**** Task inputs ****
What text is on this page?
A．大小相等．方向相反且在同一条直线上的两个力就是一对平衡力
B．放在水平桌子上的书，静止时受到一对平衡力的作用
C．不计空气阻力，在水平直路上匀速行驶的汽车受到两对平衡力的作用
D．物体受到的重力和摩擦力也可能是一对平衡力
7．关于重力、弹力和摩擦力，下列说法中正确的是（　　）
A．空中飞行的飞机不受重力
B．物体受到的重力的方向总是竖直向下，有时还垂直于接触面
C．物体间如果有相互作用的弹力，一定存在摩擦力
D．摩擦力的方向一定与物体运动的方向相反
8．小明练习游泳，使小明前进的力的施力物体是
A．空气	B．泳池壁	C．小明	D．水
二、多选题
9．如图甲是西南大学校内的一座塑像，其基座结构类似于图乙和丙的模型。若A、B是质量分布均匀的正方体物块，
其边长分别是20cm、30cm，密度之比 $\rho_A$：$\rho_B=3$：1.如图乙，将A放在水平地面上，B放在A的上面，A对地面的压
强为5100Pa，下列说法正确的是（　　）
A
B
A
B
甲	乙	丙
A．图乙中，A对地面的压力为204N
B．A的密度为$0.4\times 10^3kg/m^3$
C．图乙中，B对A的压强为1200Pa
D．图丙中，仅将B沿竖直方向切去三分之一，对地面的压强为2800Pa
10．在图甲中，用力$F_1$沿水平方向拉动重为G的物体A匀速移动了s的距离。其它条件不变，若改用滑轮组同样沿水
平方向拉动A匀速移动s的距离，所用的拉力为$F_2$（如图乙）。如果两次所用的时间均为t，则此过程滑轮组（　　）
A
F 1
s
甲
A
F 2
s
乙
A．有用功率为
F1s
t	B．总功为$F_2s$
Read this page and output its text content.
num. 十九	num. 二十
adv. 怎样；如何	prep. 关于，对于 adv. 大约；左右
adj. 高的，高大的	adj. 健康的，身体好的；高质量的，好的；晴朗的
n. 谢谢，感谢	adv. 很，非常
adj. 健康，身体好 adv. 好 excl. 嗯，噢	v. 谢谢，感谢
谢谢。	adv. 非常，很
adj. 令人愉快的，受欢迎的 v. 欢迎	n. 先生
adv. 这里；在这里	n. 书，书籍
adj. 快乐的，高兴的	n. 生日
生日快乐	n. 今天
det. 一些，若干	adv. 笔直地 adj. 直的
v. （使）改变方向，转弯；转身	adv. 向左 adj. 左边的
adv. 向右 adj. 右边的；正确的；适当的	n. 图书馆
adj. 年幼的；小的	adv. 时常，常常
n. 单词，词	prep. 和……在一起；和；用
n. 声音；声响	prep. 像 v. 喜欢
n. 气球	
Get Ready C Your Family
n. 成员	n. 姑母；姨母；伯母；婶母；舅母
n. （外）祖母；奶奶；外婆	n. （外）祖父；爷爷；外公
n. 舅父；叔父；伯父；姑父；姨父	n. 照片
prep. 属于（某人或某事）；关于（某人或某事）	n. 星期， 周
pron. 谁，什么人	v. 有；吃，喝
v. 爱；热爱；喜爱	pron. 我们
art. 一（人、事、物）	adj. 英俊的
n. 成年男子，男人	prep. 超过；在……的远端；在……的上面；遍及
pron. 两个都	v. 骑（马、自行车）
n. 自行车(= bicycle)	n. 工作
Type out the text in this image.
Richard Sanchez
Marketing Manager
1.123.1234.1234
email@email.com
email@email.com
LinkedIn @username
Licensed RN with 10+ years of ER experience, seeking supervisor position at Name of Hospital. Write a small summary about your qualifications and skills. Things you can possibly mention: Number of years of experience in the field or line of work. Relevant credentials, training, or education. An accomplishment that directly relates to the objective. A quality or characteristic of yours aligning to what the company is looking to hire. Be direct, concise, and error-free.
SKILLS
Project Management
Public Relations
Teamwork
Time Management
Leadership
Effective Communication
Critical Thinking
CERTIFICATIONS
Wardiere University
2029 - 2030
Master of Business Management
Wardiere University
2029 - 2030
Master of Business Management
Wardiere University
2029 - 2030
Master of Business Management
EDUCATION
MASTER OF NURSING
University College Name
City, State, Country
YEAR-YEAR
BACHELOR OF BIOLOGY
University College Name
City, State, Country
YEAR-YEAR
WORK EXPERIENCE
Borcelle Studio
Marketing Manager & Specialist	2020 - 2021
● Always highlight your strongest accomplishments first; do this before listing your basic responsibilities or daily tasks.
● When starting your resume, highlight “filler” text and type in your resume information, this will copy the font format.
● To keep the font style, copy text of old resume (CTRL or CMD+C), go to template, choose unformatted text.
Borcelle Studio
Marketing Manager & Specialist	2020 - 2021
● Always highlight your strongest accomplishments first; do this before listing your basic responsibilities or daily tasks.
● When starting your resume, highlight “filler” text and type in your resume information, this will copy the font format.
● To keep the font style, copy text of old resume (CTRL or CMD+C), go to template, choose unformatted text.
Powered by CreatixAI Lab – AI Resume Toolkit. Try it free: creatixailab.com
****
Set exercise: Take the entries and copy them out exactly.

Reply:
What text is on this page?
A．大小相等．方向相反且在同一条直线上的两个力就是一对平衡力
B．放在水平桌子上的书，静止时受到一对平衡力的作用
C．不计空气阻力，在水平直路上匀速行驶的汽车受到两对平衡力的作用
D．物体受到的重力和摩擦力也可能是一对平衡力
7．关于重力、弹力和摩擦力，下列说法中正确的是（　　）
A．空中飞行的飞机不受重力
B．物体受到的重力的方向总是竖直向下，有时还垂直于接触面
C．物体间如果有相互作用的弹力，一定存在摩擦力
D．摩擦力的方向一定与物体运动的方向相反
8．小明练习游泳，使小明前进的力的施力物体是
A．空气	B．泳池壁	C．小明	D．水
二、多选题
9．如图甲是西南大学校内的一座塑像，其基座结构类似于图乙和丙的模型。若A、B是质量分布均匀的正方体物块，
其边长分别是20cm、30cm，密度之比 $\rho_A$：$\rho_B=3$：1.如图乙，将A放在水平地面上，B放在A的上面，A对地面的压
强为5100Pa，下列说法正确的是（　　）
A
B
A
B
甲	乙	丙
A．图乙中，A对地面的压力为204N
B．A的密度为$0.4\times 10^3kg/m^3$
C．图乙中，B对A的压强为1200Pa
D．图丙中，仅将B沿竖直方向切去三分之一，对地面的压强为2800Pa
10．在图甲中，用力$F_1$沿水平方向拉动重为G的物体A匀速移动了s的距离。其它条件不变，若改用滑轮组同样沿水
平方向拉动A匀速移动s的距离，所用的拉力为$F_2$（如图乙）。如果两次所用的时间均为t，则此过程滑轮组（　　）
A
F 1
s
甲
A
F 2
s
乙
A．有用功率为
F1s
t	B．总功为$F_2s$
Read this page and output its text content.
num. 十九	num. 二十
adv. 怎样；如何	prep. 关于，对于 adv. 大约；左右
adj. 高的，高大的	adj. 健康的，身体好的；高质量的，好的；晴朗的
n. 谢谢，感谢	adv. 很，非常
adj. 健康，身体好 adv. 好 excl. 嗯，噢	v. 谢谢，感谢
谢谢。	adv. 非常，很
adj. 令人愉快的，受欢迎的 v. 欢迎	n. 先生
adv. 这里；在这里	n. 书，书籍
adj. 快乐的，高兴的	n. 生日
生日快乐	n. 今天
det. 一些，若干	adv. 笔直地 adj. 直的
v. （使）改变方向，转弯；转身	adv. 向左 adj. 左边的
adv. 向右 adj. 右边的；正确的；适当的	n. 图书馆
adj. 年幼的；小的	adv. 时常，常常
n. 单词，词	prep. 和……在一起；和；用
n. 声音；声响	prep. 像 v. 喜欢
n. 气球	
Get Ready C Your Family
n. 成员	n. 姑母；姨母；伯母；婶母；舅母
n. （外）祖母；奶奶；外婆	n. （外）祖父；爷爷；外公
n. 舅父；叔父；伯父；姑父；姨父	n. 照片
prep. 属于（某人或某事）；关于（某人或某事）	n. 星期， 周
pron. 谁，什么人	v. 有；吃，喝
v. 爱；热爱；喜爱	pron. 我们
art. 一（人、事、物）	adj. 英俊的
n. 成年男子，男人	prep. 超过；在……的远端；在……的上面；遍及
pron. 两个都	v. 骑（马、自行车）
n. 自行车(= bicycle)	n. 工作
Type out the text in this image.
Richard Sanchez
Marketing Manager
1.123.1234.1234
email@email.com
email@email.com
LinkedIn @username
Licensed RN with 10+ years of ER experience, seeking supervisor position at Name of Hospital. Write a small summary about your qualifications and skills. Things you can possibly mention: Number of years of experience in the field or line of work. Relevant credentials, training, or education. An accomplishment that directly relates to the objective. A quality or characteristic of yours aligning to what the company is looking to hire. Be direct, concise, and error-free.
SKILLS
Project Management
Public Relations
Teamwork
Time Management
Leadership
Effective Communication
Critical Thinking
CERTIFICATIONS
Wardiere University
2029 - 2030
Master of Business Management
Wardiere University
2029 - 2030
Master of Business Management
Wardiere University
2029 - 2030
Master of Business Management
EDUCATION
MASTER OF NURSING
University College Name
City, State, Country
YEAR-YEAR
BACHELOR OF BIOLOGY
University College Name
City, State, Country
YEAR-YEAR
WORK EXPERIENCE
Borcelle Studio
Marketing Manager & Specialist	2020 - 2021
● Always highlight your strongest accomplishments first; do this before listing your basic responsibilities or daily tasks.
● When starting your resume, highlight “filler” text and type in your resume information, this will copy the font format.
● To keep the font style, copy text of old resume (CTRL or CMD+C), go to template, choose unformatted text.
Borcelle Studio
Marketing Manager & Specialist	2020 - 2021
● Always highlight your strongest accomplishments first; do this before listing your basic responsibilities or daily tasks.
● When starting your resume, highlight “filler” text and type in your resume information, this will copy the font format.
● To keep the font style, copy text of old resume (CTRL or CMD+C), go to template, choose unformatted text.
Powered by CreatixAI Lab – AI Resume Toolkit. Try it free: creatixailab.com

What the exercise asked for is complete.